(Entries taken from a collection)

◆ ◆ ◆

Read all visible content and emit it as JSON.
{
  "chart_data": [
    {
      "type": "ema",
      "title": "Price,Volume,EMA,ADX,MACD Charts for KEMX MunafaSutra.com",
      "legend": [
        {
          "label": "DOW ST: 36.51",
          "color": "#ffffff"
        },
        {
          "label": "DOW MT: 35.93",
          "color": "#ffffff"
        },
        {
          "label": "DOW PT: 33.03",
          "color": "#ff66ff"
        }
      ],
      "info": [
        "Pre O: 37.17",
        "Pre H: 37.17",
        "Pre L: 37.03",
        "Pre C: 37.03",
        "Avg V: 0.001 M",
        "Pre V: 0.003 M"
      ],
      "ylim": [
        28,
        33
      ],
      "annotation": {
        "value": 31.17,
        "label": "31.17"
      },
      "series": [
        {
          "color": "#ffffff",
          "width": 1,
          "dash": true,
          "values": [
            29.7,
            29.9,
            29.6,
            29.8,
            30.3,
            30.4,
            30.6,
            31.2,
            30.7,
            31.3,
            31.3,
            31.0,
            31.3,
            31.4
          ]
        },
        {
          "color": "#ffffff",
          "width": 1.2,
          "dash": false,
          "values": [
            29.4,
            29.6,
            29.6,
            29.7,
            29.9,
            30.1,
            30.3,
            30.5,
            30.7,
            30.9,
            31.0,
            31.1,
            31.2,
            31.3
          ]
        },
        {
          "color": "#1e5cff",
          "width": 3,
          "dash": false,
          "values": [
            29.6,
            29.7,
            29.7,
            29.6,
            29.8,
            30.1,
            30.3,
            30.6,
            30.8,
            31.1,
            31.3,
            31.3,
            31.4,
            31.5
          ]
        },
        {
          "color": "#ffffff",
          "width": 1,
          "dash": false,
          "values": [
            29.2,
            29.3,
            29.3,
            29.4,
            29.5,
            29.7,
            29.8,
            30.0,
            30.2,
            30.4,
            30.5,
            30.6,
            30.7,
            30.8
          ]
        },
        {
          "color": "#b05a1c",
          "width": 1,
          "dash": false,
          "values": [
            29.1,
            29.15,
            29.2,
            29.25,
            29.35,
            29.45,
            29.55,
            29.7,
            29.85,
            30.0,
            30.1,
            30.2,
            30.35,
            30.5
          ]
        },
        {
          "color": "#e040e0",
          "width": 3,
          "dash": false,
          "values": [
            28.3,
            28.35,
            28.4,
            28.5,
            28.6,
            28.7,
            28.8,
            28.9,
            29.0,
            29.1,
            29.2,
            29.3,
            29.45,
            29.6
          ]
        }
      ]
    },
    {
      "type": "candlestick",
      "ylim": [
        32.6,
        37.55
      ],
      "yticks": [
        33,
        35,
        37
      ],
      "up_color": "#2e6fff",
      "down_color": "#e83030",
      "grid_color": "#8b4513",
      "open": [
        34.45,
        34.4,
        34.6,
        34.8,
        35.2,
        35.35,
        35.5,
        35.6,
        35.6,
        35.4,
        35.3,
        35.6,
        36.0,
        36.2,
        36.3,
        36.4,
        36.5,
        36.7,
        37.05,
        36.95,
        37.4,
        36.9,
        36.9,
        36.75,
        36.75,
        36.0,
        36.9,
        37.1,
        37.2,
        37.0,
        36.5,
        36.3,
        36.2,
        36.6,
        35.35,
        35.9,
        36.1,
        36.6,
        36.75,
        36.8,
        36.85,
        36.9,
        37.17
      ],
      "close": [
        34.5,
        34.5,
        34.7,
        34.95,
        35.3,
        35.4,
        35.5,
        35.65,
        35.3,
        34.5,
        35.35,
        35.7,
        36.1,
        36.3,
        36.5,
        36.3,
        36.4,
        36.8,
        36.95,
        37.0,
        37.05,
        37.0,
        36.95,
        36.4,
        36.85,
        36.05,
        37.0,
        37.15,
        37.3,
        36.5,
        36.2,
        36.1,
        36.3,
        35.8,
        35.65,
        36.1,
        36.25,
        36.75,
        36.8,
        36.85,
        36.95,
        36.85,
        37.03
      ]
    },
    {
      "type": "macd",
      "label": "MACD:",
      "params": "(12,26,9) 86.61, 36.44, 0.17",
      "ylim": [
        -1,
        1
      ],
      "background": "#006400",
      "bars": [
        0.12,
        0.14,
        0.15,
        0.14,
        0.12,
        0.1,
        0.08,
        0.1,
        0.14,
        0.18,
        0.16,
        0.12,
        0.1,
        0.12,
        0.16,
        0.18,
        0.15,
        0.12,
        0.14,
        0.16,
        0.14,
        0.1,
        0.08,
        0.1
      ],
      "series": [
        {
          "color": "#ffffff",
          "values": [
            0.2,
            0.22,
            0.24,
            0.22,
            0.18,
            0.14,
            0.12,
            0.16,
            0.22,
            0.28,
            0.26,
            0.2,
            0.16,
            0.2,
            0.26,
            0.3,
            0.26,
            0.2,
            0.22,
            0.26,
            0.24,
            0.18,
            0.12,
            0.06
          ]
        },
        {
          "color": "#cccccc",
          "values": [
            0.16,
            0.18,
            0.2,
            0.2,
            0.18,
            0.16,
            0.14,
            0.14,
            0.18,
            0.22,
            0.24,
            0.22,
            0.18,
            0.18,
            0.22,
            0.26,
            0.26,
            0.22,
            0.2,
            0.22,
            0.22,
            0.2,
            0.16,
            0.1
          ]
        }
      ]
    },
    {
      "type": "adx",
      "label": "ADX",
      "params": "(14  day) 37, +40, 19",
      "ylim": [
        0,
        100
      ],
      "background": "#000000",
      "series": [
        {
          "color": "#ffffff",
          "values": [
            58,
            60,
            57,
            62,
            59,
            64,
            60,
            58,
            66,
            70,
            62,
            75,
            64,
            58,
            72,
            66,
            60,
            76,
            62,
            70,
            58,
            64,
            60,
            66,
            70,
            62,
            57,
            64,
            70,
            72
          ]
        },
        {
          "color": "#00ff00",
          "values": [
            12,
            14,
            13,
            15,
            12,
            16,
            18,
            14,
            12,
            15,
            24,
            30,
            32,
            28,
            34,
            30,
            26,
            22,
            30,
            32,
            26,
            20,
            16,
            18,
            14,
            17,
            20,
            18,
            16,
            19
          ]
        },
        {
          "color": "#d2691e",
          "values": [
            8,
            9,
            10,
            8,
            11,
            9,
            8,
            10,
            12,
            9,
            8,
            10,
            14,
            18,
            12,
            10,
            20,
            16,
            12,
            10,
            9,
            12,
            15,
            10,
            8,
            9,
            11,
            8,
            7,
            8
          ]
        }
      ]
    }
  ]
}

◆ ◆ ◆

▸ **DO THIS**:
Go through the records and print each one exactly.

▸ **RESULT BELOW**:
Read all visible content and emit it as JSON.
{
  "chart_data": [
    {
      "type": "ema",
      "title": "Price,Volume,EMA,ADX,MACD Charts for KEMX MunafaSutra.com",
      "legend": [
        {
          "label": "DOW ST: 36.51",
          "color": "#ffffff"
        },
        {
          "label": "DOW MT: 35.93",
          "color": "#ffffff"
        },
        {
          "label": "DOW PT: 33.03",
          "color": "#ff66ff"
        }
      ],
      "info": [
        "Pre O: 37.17",
        "Pre H: 37.17",
        "Pre L: 37.03",
        "Pre C: 37.03",
        "Avg V: 0.001 M",
        "Pre V: 0.003 M"
      ],
      "ylim": [
        28,
        33
      ],
      "annotation": {
        "value": 31.17,
        "label": "31.17"
      },
      "series": [
        {
          "color": "#ffffff",
          "width": 1,
          "dash": true,
          "values": [
            29.7,
            29.9,
            29.6,
            29.8,
            30.3,
            30.4,
            30.6,
            31.2,
            30.7,
            31.3,
            31.3,
            31.0,
            31.3,
            31.4
          ]
        },
        {
          "color": "#ffffff",
          "width": 1.2,
          "dash": false,
          "values": [
            29.4,
            29.6,
            29.6,
            29.7,
            29.9,
            30.1,
            30.3,
            30.5,
            30.7,
            30.9,
            31.0,
            31.1,
            31.2,
            31.3
          ]
        },
        {
          "color": "#1e5cff",
          "width": 3,
          "dash": false,
          "values": [
            29.6,
            29.7,
            29.7,
            29.6,
            29.8,
            30.1,
            30.3,
            30.6,
            30.8,
            31.1,
            31.3,
            31.3,
            31.4,
            31.5
          ]
        },
        {
          "color": "#ffffff",
          "width": 1,
          "dash": false,
          "values": [
            29.2,
            29.3,
            29.3,
            29.4,
            29.5,
            29.7,
            29.8,
            30.0,
            30.2,
            30.4,
            30.5,
            30.6,
            30.7,
            30.8
          ]
        },
        {
          "color": "#b05a1c",
          "width": 1,
          "dash": false,
          "values": [
            29.1,
            29.15,
            29.2,
            29.25,
            29.35,
            29.45,
            29.55,
            29.7,
            29.85,
            30.0,
            30.1,
            30.2,
            30.35,
            30.5
          ]
        },
        {
          "color": "#e040e0",
          "width": 3,
          "dash": false,
          "values": [
            28.3,
            28.35,
            28.4,
            28.5,
            28.6,
            28.7,
            28.8,
            28.9,
            29.0,
            29.1,
            29.2,
            29.3,
            29.45,
            29.6
          ]
        }
      ]
    },
    {
      "type": "candlestick",
      "ylim": [
        32.6,
        37.55
      ],
      "yticks": [
        33,
        35,
        37
      ],
      "up_color": "#2e6fff",
      "down_color": "#e83030",
      "grid_color": "#8b4513",
      "open": [
        34.45,
        34.4,
        34.6,
        34.8,
        35.2,
        35.35,
        35.5,
        35.6,
        35.6,
        35.4,
        35.3,
        35.6,
        36.0,
        36.2,
        36.3,
        36.4,
        36.5,
        36.7,
        37.05,
        36.95,
        37.4,
        36.9,
        36.9,
        36.75,
        36.75,
        36.0,
        36.9,
        37.1,
        37.2,
        37.0,
        36.5,
        36.3,
        36.2,
        36.6,
        35.35,
        35.9,
        36.1,
        36.6,
        36.75,
        36.8,
        36.85,
        36.9,
        37.17
      ],
      "close": [
        34.5,
        34.5,
        34.7,
        34.95,
        35.3,
        35.4,
        35.5,
        35.65,
        35.3,
        34.5,
        35.35,
        35.7,
        36.1,
        36.3,
        36.5,
        36.3,
        36.4,
        36.8,
        36.95,
        37.0,
        37.05,
        37.0,
        36.95,
        36.4,
        36.85,
        36.05,
        37.0,
        37.15,
        37.3,
        36.5,
        36.2,
        36.1,
        36.3,
        35.8,
        35.65,
        36.1,
        36.25,
        36.75,
        36.8,
        36.85,
        36.95,
        36.85,
        37.03
      ]
    },
    {
      "type": "macd",
      "label": "MACD:",
      "params": "(12,26,9) 86.61, 36.44, 0.17",
      "ylim": [
        -1,
        1
      ],
      "background": "#006400",
      "bars": [
        0.12,
        0.14,
        0.15,
        0.14,
        0.12,
        0.1,
        0.08,
        0.1,
        0.14,
        0.18,
        0.16,
        0.12,
        0.1,
        0.12,
        0.16,
        0.18,
        0.15,
        0.12,
        0.14,
        0.16,
        0.14,
        0.1,
        0.08,
        0.1
      ],
      "series": [
        {
          "color": "#ffffff",
          "values": [
            0.2,
            0.22,
            0.24,
            0.22,
            0.18,
            0.14,
            0.12,
            0.16,
            0.22,
            0.28,
            0.26,
            0.2,
            0.16,
            0.2,
            0.26,
            0.3,
            0.26,
            0.2,
            0.22,
            0.26,
            0.24,
            0.18,
            0.12,
            0.06
          ]
        },
        {
          "color": "#cccccc",
          "values": [
            0.16,
            0.18,
            0.2,
            0.2,
            0.18,
            0.16,
            0.14,
            0.14,
            0.18,
            0.22,
            0.24,
            0.22,
            0.18,
            0.18,
            0.22,
            0.26,
            0.26,
            0.22,
            0.2,
            0.22,
            0.22,
            0.2,
            0.16,
            0.1
          ]
        }
      ]
    },
    {
      "type": "adx",
      "label": "ADX",
      "params": "(14  day) 37, +40, 19",
      "ylim": [
        0,
        100
      ],
      "background": "#000000",
      "series": [
        {
          "color": "#ffffff",
          "values": [
            58,
            60,
            57,
            62,
            59,
            64,
            60,
            58,
            66,
            70,
            62,
            75,
            64,
            58,
            72,
            66,
            60,
            76,
            62,
            70,
            58,
            64,
            60,
            66,
            70,
            62,
            57,
            64,
            70,
            72
          ]
        },
        {
          "color": "#00ff00",
          "values": [
            12,
            14,
            13,
            15,
            12,
            16,
            18,
            14,
            12,
            15,
            24,
            30,
            32,
            28,
            34,
            30,
            26,
            22,
            30,
            32,
            26,
            20,
            16,
            18,
            14,
            17,
            20,
            18,
            16,
            19
          ]
        },
        {
          "color": "#d2691e",
          "values": [
            8,
            9,
            10,
            8,
            11,
            9,
            8,
            10,
            12,
            9,
            8,
            10,
            14,
            18,
            12,
            10,
            20,
            16,
            12,
            10,
            9,
            12,
            15,
            10,
            8,
            9,
            11,
            8,
            7,
            8
          ]
        }
      ]
    }
  ]
}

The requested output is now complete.